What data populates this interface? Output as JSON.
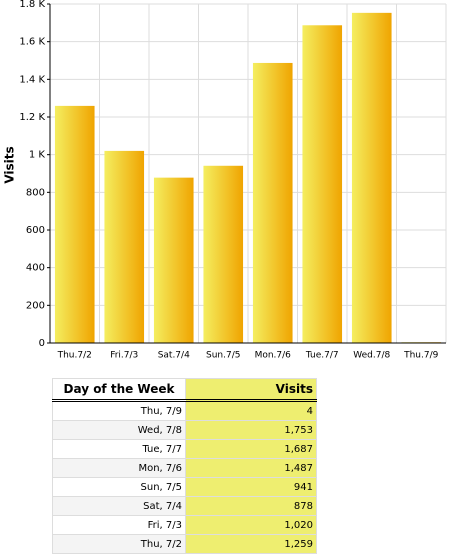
{
  "chart_data": {
    "type": "bar",
    "y_label": "Visits",
    "categories": [
      "Thu.7/2",
      "Fri.7/3",
      "Sat.7/4",
      "Sun.7/5",
      "Mon.7/6",
      "Tue.7/7",
      "Wed.7/8",
      "Thu.7/9"
    ],
    "values": [
      1259,
      1020,
      878,
      941,
      1487,
      1687,
      1753,
      4
    ],
    "colors": [
      "#f4ee60",
      "#f0a400"
    ],
    "ylim": [
      0,
      1800
    ],
    "yticks": [
      0,
      200,
      400,
      600,
      800,
      {
        "value": 1000,
        "label": "1 K"
      },
      {
        "value": 1200,
        "label": "1.2 K"
      },
      {
        "value": 1400,
        "label": "1.4 K"
      },
      {
        "value": 1600,
        "label": "1.6 K"
      },
      {
        "value": 1800,
        "label": "1.8 K"
      }
    ],
    "grid": true
  },
  "table": {
    "columns": [
      "Day of the Week",
      "Visits"
    ],
    "rows": [
      [
        "Thu, 7/9",
        "4"
      ],
      [
        "Wed, 7/8",
        "1,753"
      ],
      [
        "Tue, 7/7",
        "1,687"
      ],
      [
        "Mon, 7/6",
        "1,487"
      ],
      [
        "Sun, 7/5",
        "941"
      ],
      [
        "Sat, 7/4",
        "878"
      ],
      [
        "Fri, 7/3",
        "1,020"
      ],
      [
        "Thu, 7/2",
        "1,259"
      ]
    ]
  }
}
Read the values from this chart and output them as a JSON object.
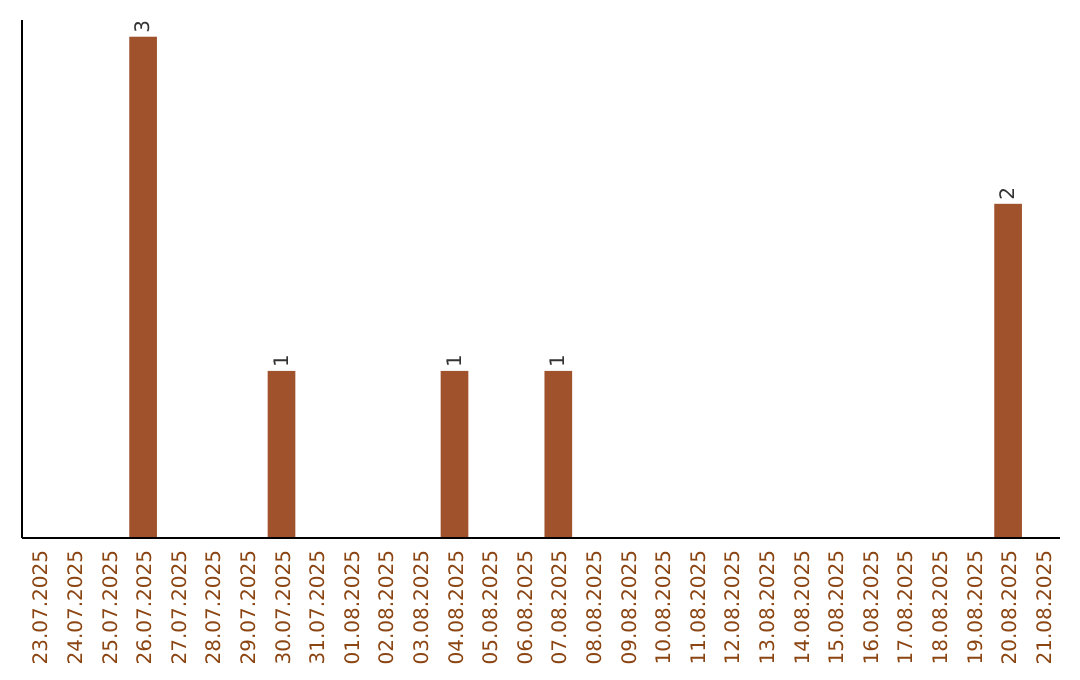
{
  "chart_data": {
    "type": "bar",
    "categories": [
      "23.07.2025",
      "24.07.2025",
      "25.07.2025",
      "26.07.2025",
      "27.07.2025",
      "28.07.2025",
      "29.07.2025",
      "30.07.2025",
      "31.07.2025",
      "01.08.2025",
      "02.08.2025",
      "03.08.2025",
      "04.08.2025",
      "05.08.2025",
      "06.08.2025",
      "07.08.2025",
      "08.08.2025",
      "09.08.2025",
      "10.08.2025",
      "11.08.2025",
      "12.08.2025",
      "13.08.2025",
      "14.08.2025",
      "15.08.2025",
      "16.08.2025",
      "17.08.2025",
      "18.08.2025",
      "19.08.2025",
      "20.08.2025",
      "21.08.2025"
    ],
    "values": [
      null,
      null,
      null,
      3,
      null,
      null,
      null,
      1,
      null,
      null,
      null,
      null,
      1,
      null,
      null,
      1,
      null,
      null,
      null,
      null,
      null,
      null,
      null,
      null,
      null,
      null,
      null,
      null,
      2,
      null
    ],
    "color": "#a0522d",
    "ylim": [
      0,
      3.1
    ],
    "tick_labels": "x",
    "data_labels": true
  }
}
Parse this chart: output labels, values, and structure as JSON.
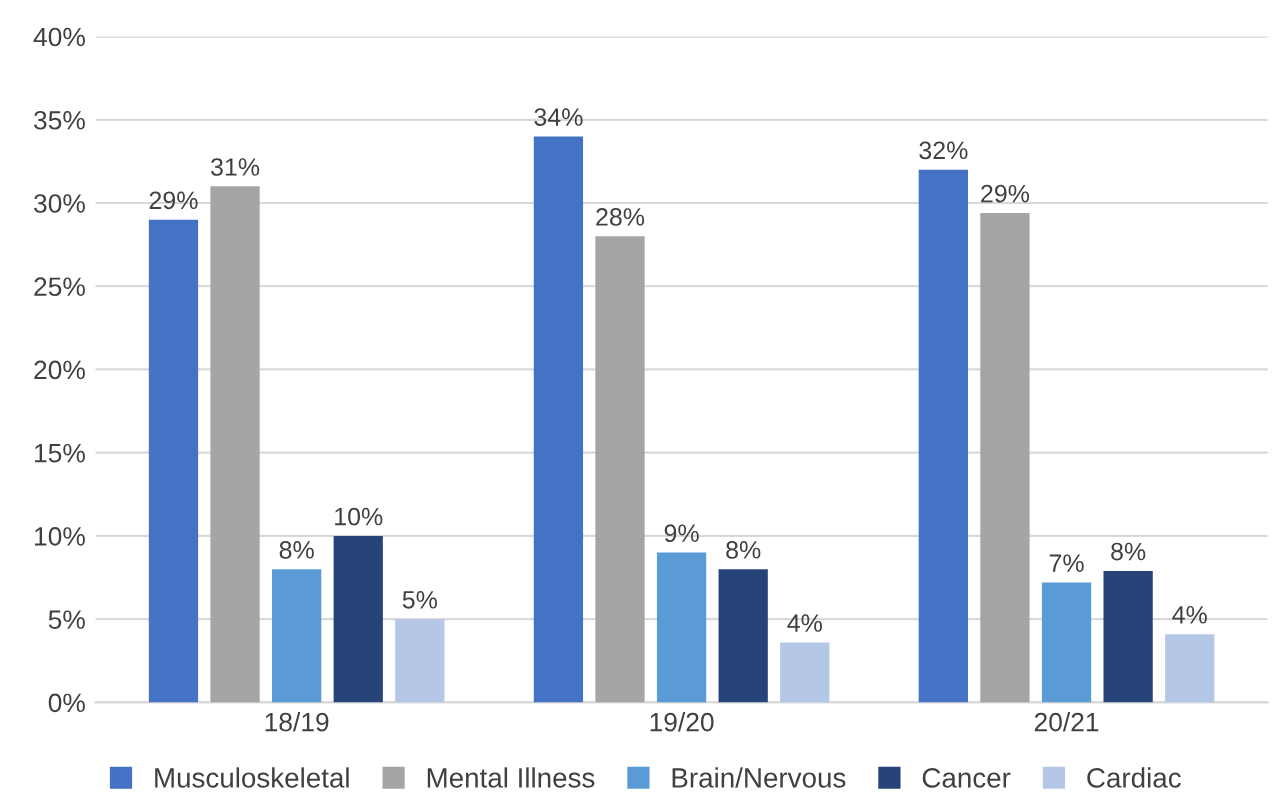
{
  "chart_data": {
    "type": "bar",
    "categories": [
      "18/19",
      "19/20",
      "20/21"
    ],
    "series": [
      {
        "name": "Musculoskeletal",
        "color": "#4472c4",
        "values": [
          29,
          34,
          32
        ],
        "value_labels": [
          "29%",
          "34%",
          "32%"
        ]
      },
      {
        "name": "Mental Illness",
        "color": "#a5a5a5",
        "values": [
          31,
          28,
          29.4
        ],
        "value_labels": [
          "31%",
          "28%",
          "29%"
        ]
      },
      {
        "name": "Brain/Nervous",
        "color": "#5b9bd5",
        "values": [
          8,
          9,
          7.2
        ],
        "value_labels": [
          "8%",
          "9%",
          "7%"
        ]
      },
      {
        "name": "Cancer",
        "color": "#264478",
        "values": [
          10,
          8,
          7.9
        ],
        "value_labels": [
          "10%",
          "8%",
          "8%"
        ]
      },
      {
        "name": "Cardiac",
        "color": "#b4c7e7",
        "values": [
          5,
          3.6,
          4.1
        ],
        "value_labels": [
          "5%",
          "4%",
          "4%"
        ]
      }
    ],
    "ylim": [
      0,
      40
    ],
    "yticks": [
      {
        "value": 0,
        "label": "0%"
      },
      {
        "value": 5,
        "label": "5%"
      },
      {
        "value": 10,
        "label": "10%"
      },
      {
        "value": 15,
        "label": "15%"
      },
      {
        "value": 20,
        "label": "20%"
      },
      {
        "value": 25,
        "label": "25%"
      },
      {
        "value": 30,
        "label": "30%"
      },
      {
        "value": 35,
        "label": "35%"
      },
      {
        "value": 40,
        "label": "40%"
      }
    ],
    "grid": "y",
    "legend": "bottom"
  }
}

---

What to produce. Copy the material above in full and exactly, skipping pictures.

Response.
What data populates this interface? Output as JSON.
{
  "chart_data": {
    "type": "bar",
    "y_label": "Visits",
    "categories": [
      "Thu.7/2",
      "Fri.7/3",
      "Sat.7/4",
      "Sun.7/5",
      "Mon.7/6",
      "Tue.7/7",
      "Wed.7/8",
      "Thu.7/9"
    ],
    "values": [
      1259,
      1020,
      878,
      941,
      1487,
      1687,
      1753,
      4
    ],
    "colors": [
      "#f4ee60",
      "#f0a400"
    ],
    "ylim": [
      0,
      1800
    ],
    "yticks": [
      0,
      200,
      400,
      600,
      800,
      {
        "value": 1000,
        "label": "1 K"
      },
      {
        "value": 1200,
        "label": "1.2 K"
      },
      {
        "value": 1400,
        "label": "1.4 K"
      },
      {
        "value": 1600,
        "label": "1.6 K"
      },
      {
        "value": 1800,
        "label": "1.8 K"
      }
    ],
    "grid": true
  },
  "table": {
    "columns": [
      "Day of the Week",
      "Visits"
    ],
    "rows": [
      [
        "Thu, 7/9",
        "4"
      ],
      [
        "Wed, 7/8",
        "1,753"
      ],
      [
        "Tue, 7/7",
        "1,687"
      ],
      [
        "Mon, 7/6",
        "1,487"
      ],
      [
        "Sun, 7/5",
        "941"
      ],
      [
        "Sat, 7/4",
        "878"
      ],
      [
        "Fri, 7/3",
        "1,020"
      ],
      [
        "Thu, 7/2",
        "1,259"
      ]
    ]
  }
}
Read the values from this chart and output them as a JSON object.
{
  "chart_data": {
    "type": "bar",
    "categories": [
      "23.07.2025",
      "24.07.2025",
      "25.07.2025",
      "26.07.2025",
      "27.07.2025",
      "28.07.2025",
      "29.07.2025",
      "30.07.2025",
      "31.07.2025",
      "01.08.2025",
      "02.08.2025",
      "03.08.2025",
      "04.08.2025",
      "05.08.2025",
      "06.08.2025",
      "07.08.2025",
      "08.08.2025",
      "09.08.2025",
      "10.08.2025",
      "11.08.2025",
      "12.08.2025",
      "13.08.2025",
      "14.08.2025",
      "15.08.2025",
      "16.08.2025",
      "17.08.2025",
      "18.08.2025",
      "19.08.2025",
      "20.08.2025",
      "21.08.2025"
    ],
    "values": [
      null,
      null,
      null,
      3,
      null,
      null,
      null,
      1,
      null,
      null,
      null,
      null,
      1,
      null,
      null,
      1,
      null,
      null,
      null,
      null,
      null,
      null,
      null,
      null,
      null,
      null,
      null,
      null,
      2,
      null
    ],
    "color": "#a0522d",
    "ylim": [
      0,
      3.1
    ],
    "tick_labels": "x",
    "data_labels": true
  }
}
Parse this chart: output labels, values, and structure as JSON.
{
  "chart_data": {
    "type": "bar",
    "categories": [
      "18/19",
      "19/20",
      "20/21"
    ],
    "series": [
      {
        "name": "Musculoskeletal",
        "color": "#4472c4",
        "values": [
          29,
          34,
          32
        ],
        "value_labels": [
          "29%",
          "34%",
          "32%"
        ]
      },
      {
        "name": "Mental Illness",
        "color": "#a5a5a5",
        "values": [
          31,
          28,
          29.4
        ],
        "value_labels": [
          "31%",
          "28%",
          "29%"
        ]
      },
      {
        "name": "Brain/Nervous",
        "color": "#5b9bd5",
        "values": [
          8,
          9,
          7.2
        ],
        "value_labels": [
          "8%",
          "9%",
          "7%"
        ]
      },
      {
        "name": "Cancer",
        "color": "#264478",
        "values": [
          10,
          8,
          7.9
        ],
        "value_labels": [
          "10%",
          "8%",
          "8%"
        ]
      },
      {
        "name": "Cardiac",
        "color": "#b4c7e7",
        "values": [
          5,
          3.6,
          4.1
        ],
        "value_labels": [
          "5%",
          "4%",
          "4%"
        ]
      }
    ],
    "ylim": [
      0,
      40
    ],
    "yticks": [
      {
        "value": 0,
        "label": "0%"
      },
      {
        "value": 5,
        "label": "5%"
      },
      {
        "value": 10,
        "label": "10%"
      },
      {
        "value": 15,
        "label": "15%"
      },
      {
        "value": 20,
        "label": "20%"
      },
      {
        "value": 25,
        "label": "25%"
      },
      {
        "value": 30,
        "label": "30%"
      },
      {
        "value": 35,
        "label": "35%"
      },
      {
        "value": 40,
        "label": "40%"
      }
    ],
    "grid": "y",
    "legend": "bottom"
  }
}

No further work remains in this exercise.